Repeat the records below exactly as they appear.
* start INFORMATION SHOWN *
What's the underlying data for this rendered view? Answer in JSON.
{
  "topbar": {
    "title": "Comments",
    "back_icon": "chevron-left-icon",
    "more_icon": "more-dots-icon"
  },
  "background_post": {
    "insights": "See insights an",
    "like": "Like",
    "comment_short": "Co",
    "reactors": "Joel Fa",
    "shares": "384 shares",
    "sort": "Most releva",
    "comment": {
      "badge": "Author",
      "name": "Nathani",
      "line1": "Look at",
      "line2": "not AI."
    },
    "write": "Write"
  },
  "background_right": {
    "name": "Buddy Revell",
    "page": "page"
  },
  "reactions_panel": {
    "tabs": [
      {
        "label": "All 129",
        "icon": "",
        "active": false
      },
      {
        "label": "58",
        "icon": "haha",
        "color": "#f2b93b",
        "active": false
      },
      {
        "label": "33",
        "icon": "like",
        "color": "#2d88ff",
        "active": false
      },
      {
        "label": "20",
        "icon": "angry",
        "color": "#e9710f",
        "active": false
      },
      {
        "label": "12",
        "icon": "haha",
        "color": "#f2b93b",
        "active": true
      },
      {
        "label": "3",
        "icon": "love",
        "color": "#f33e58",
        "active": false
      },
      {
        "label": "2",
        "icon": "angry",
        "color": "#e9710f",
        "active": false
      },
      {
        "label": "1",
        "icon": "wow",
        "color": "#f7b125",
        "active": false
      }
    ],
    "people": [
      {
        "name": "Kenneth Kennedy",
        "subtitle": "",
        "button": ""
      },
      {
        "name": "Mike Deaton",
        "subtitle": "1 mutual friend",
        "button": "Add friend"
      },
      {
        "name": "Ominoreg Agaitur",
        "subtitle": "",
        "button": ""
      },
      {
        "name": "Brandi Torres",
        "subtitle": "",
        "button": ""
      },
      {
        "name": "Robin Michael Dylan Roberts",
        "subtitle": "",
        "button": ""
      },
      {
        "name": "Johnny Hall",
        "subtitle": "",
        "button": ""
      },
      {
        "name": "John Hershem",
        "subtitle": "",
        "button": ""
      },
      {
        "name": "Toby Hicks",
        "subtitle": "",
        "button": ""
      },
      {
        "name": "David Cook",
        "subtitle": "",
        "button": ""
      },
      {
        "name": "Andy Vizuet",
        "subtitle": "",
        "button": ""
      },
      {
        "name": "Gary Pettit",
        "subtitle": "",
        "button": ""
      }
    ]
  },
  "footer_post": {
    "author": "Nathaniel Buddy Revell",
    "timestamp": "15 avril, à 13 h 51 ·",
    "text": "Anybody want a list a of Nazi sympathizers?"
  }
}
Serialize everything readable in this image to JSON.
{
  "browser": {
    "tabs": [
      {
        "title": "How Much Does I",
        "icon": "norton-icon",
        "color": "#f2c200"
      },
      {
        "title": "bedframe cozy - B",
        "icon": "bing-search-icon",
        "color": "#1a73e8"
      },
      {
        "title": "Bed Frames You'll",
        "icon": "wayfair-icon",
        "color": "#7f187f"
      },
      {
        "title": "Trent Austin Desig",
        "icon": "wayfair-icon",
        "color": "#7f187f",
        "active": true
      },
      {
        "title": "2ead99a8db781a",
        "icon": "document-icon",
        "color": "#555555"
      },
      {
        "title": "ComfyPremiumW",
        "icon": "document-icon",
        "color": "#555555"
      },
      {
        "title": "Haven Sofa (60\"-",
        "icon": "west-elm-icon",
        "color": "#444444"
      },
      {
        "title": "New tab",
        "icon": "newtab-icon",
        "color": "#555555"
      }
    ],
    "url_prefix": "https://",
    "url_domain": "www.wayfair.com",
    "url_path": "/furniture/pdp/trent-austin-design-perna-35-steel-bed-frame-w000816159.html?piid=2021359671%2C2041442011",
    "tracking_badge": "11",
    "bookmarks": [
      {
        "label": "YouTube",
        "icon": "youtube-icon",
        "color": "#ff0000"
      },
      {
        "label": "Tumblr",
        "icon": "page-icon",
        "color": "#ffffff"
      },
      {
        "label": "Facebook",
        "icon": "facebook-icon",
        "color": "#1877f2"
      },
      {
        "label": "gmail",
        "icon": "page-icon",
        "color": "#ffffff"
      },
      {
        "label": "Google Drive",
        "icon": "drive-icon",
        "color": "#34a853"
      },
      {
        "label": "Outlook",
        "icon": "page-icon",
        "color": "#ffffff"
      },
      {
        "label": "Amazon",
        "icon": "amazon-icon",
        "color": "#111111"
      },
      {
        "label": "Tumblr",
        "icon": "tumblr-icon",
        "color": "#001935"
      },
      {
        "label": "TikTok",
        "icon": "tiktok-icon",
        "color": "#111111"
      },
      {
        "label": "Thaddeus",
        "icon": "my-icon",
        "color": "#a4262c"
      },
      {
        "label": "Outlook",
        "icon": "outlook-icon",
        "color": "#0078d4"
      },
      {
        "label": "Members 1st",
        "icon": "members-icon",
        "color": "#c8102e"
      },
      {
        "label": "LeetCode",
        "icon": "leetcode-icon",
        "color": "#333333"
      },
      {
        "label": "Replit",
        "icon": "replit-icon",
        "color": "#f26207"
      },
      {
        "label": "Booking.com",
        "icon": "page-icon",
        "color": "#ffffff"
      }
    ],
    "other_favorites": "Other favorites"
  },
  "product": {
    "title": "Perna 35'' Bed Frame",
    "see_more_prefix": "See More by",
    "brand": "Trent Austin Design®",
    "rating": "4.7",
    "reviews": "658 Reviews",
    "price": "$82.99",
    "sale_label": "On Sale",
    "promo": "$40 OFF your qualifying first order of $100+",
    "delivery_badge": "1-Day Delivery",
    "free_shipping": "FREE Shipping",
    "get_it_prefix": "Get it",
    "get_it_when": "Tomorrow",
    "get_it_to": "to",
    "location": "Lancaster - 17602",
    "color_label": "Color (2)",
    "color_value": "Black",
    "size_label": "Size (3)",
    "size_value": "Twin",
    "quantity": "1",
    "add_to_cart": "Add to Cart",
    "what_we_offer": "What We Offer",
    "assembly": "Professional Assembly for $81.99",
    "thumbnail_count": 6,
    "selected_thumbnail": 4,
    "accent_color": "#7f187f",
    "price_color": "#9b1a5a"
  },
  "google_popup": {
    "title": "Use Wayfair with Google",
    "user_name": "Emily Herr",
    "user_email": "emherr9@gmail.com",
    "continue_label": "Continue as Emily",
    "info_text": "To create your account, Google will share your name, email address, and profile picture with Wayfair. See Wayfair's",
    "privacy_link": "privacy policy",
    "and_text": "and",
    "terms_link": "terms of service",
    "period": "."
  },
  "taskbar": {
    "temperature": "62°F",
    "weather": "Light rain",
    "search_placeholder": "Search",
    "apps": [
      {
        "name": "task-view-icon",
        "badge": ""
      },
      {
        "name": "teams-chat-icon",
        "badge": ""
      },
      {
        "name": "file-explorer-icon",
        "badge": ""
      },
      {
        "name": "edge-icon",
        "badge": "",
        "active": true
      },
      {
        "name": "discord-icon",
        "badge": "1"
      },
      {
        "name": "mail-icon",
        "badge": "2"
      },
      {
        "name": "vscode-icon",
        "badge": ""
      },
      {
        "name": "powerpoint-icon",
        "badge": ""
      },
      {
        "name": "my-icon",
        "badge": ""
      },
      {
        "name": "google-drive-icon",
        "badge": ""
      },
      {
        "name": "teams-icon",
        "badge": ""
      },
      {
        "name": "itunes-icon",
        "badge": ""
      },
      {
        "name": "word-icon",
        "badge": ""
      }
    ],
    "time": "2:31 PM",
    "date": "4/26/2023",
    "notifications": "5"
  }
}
* end INFORMATION SHOWN *
• _ANSWER TO THE TASK_
What's the underlying data for this rendered view? Answer in JSON.
{
  "topbar": {
    "title": "Comments",
    "back_icon": "chevron-left-icon",
    "more_icon": "more-dots-icon"
  },
  "background_post": {
    "insights": "See insights an",
    "like": "Like",
    "comment_short": "Co",
    "reactors": "Joel Fa",
    "shares": "384 shares",
    "sort": "Most releva",
    "comment": {
      "badge": "Author",
      "name": "Nathani",
      "line1": "Look at",
      "line2": "not AI."
    },
    "write": "Write"
  },
  "background_right": {
    "name": "Buddy Revell",
    "page": "page"
  },
  "reactions_panel": {
    "tabs": [
      {
        "label": "All 129",
        "icon": "",
        "active": false
      },
      {
        "label": "58",
        "icon": "haha",
        "color": "#f2b93b",
        "active": false
      },
      {
        "label": "33",
        "icon": "like",
        "color": "#2d88ff",
        "active": false
      },
      {
        "label": "20",
        "icon": "angry",
        "color": "#e9710f",
        "active": false
      },
      {
        "label": "12",
        "icon": "haha",
        "color": "#f2b93b",
        "active": true
      },
      {
        "label": "3",
        "icon": "love",
        "color": "#f33e58",
        "active": false
      },
      {
        "label": "2",
        "icon": "angry",
        "color": "#e9710f",
        "active": false
      },
      {
        "label": "1",
        "icon": "wow",
        "color": "#f7b125",
        "active": false
      }
    ],
    "people": [
      {
        "name": "Kenneth Kennedy",
        "subtitle": "",
        "button": ""
      },
      {
        "name": "Mike Deaton",
        "subtitle": "1 mutual friend",
        "button": "Add friend"
      },
      {
        "name": "Ominoreg Agaitur",
        "subtitle": "",
        "button": ""
      },
      {
        "name": "Brandi Torres",
        "subtitle": "",
        "button": ""
      },
      {
        "name": "Robin Michael Dylan Roberts",
        "subtitle": "",
        "button": ""
      },
      {
        "name": "Johnny Hall",
        "subtitle": "",
        "button": ""
      },
      {
        "name": "John Hershem",
        "subtitle": "",
        "button": ""
      },
      {
        "name": "Toby Hicks",
        "subtitle": "",
        "button": ""
      },
      {
        "name": "David Cook",
        "subtitle": "",
        "button": ""
      },
      {
        "name": "Andy Vizuet",
        "subtitle": "",
        "button": ""
      },
      {
        "name": "Gary Pettit",
        "subtitle": "",
        "button": ""
      }
    ]
  },
  "footer_post": {
    "author": "Nathaniel Buddy Revell",
    "timestamp": "15 avril, à 13 h 51 ·",
    "text": "Anybody want a list a of Nazi sympathizers?"
  }
}
Serialize everything readable in this image to JSON.
{
  "browser": {
    "tabs": [
      {
        "title": "How Much Does I",
        "icon": "norton-icon",
        "color": "#f2c200"
      },
      {
        "title": "bedframe cozy - B",
        "icon": "bing-search-icon",
        "color": "#1a73e8"
      },
      {
        "title": "Bed Frames You'll",
        "icon": "wayfair-icon",
        "color": "#7f187f"
      },
      {
        "title": "Trent Austin Desig",
        "icon": "wayfair-icon",
        "color": "#7f187f",
        "active": true
      },
      {
        "title": "2ead99a8db781a",
        "icon": "document-icon",
        "color": "#555555"
      },
      {
        "title": "ComfyPremiumW",
        "icon": "document-icon",
        "color": "#555555"
      },
      {
        "title": "Haven Sofa (60\"-",
        "icon": "west-elm-icon",
        "color": "#444444"
      },
      {
        "title": "New tab",
        "icon": "newtab-icon",
        "color": "#555555"
      }
    ],
    "url_prefix": "https://",
    "url_domain": "www.wayfair.com",
    "url_path": "/furniture/pdp/trent-austin-design-perna-35-steel-bed-frame-w000816159.html?piid=2021359671%2C2041442011",
    "tracking_badge": "11",
    "bookmarks": [
      {
        "label": "YouTube",
        "icon": "youtube-icon",
        "color": "#ff0000"
      },
      {
        "label": "Tumblr",
        "icon": "page-icon",
        "color": "#ffffff"
      },
      {
        "label": "Facebook",
        "icon": "facebook-icon",
        "color": "#1877f2"
      },
      {
        "label": "gmail",
        "icon": "page-icon",
        "color": "#ffffff"
      },
      {
        "label": "Google Drive",
        "icon": "drive-icon",
        "color": "#34a853"
      },
      {
        "label": "Outlook",
        "icon": "page-icon",
        "color": "#ffffff"
      },
      {
        "label": "Amazon",
        "icon": "amazon-icon",
        "color": "#111111"
      },
      {
        "label": "Tumblr",
        "icon": "tumblr-icon",
        "color": "#001935"
      },
      {
        "label": "TikTok",
        "icon": "tiktok-icon",
        "color": "#111111"
      },
      {
        "label": "Thaddeus",
        "icon": "my-icon",
        "color": "#a4262c"
      },
      {
        "label": "Outlook",
        "icon": "outlook-icon",
        "color": "#0078d4"
      },
      {
        "label": "Members 1st",
        "icon": "members-icon",
        "color": "#c8102e"
      },
      {
        "label": "LeetCode",
        "icon": "leetcode-icon",
        "color": "#333333"
      },
      {
        "label": "Replit",
        "icon": "replit-icon",
        "color": "#f26207"
      },
      {
        "label": "Booking.com",
        "icon": "page-icon",
        "color": "#ffffff"
      }
    ],
    "other_favorites": "Other favorites"
  },
  "product": {
    "title": "Perna 35'' Bed Frame",
    "see_more_prefix": "See More by",
    "brand": "Trent Austin Design®",
    "rating": "4.7",
    "reviews": "658 Reviews",
    "price": "$82.99",
    "sale_label": "On Sale",
    "promo": "$40 OFF your qualifying first order of $100+",
    "delivery_badge": "1-Day Delivery",
    "free_shipping": "FREE Shipping",
    "get_it_prefix": "Get it",
    "get_it_when": "Tomorrow",
    "get_it_to": "to",
    "location": "Lancaster - 17602",
    "color_label": "Color (2)",
    "color_value": "Black",
    "size_label": "Size (3)",
    "size_value": "Twin",
    "quantity": "1",
    "add_to_cart": "Add to Cart",
    "what_we_offer": "What We Offer",
    "assembly": "Professional Assembly for $81.99",
    "thumbnail_count": 6,
    "selected_thumbnail": 4,
    "accent_color": "#7f187f",
    "price_color": "#9b1a5a"
  },
  "google_popup": {
    "title": "Use Wayfair with Google",
    "user_name": "Emily Herr",
    "user_email": "emherr9@gmail.com",
    "continue_label": "Continue as Emily",
    "info_text": "To create your account, Google will share your name, email address, and profile picture with Wayfair. See Wayfair's",
    "privacy_link": "privacy policy",
    "and_text": "and",
    "terms_link": "terms of service",
    "period": "."
  },
  "taskbar": {
    "temperature": "62°F",
    "weather": "Light rain",
    "search_placeholder": "Search",
    "apps": [
      {
        "name": "task-view-icon",
        "badge": ""
      },
      {
        "name": "teams-chat-icon",
        "badge": ""
      },
      {
        "name": "file-explorer-icon",
        "badge": ""
      },
      {
        "name": "edge-icon",
        "badge": "",
        "active": true
      },
      {
        "name": "discord-icon",
        "badge": "1"
      },
      {
        "name": "mail-icon",
        "badge": "2"
      },
      {
        "name": "vscode-icon",
        "badge": ""
      },
      {
        "name": "powerpoint-icon",
        "badge": ""
      },
      {
        "name": "my-icon",
        "badge": ""
      },
      {
        "name": "google-drive-icon",
        "badge": ""
      },
      {
        "name": "teams-icon",
        "badge": ""
      },
      {
        "name": "itunes-icon",
        "badge": ""
      },
      {
        "name": "word-icon",
        "badge": ""
      }
    ],
    "time": "2:31 PM",
    "date": "4/26/2023",
    "notifications": "5"
  }
}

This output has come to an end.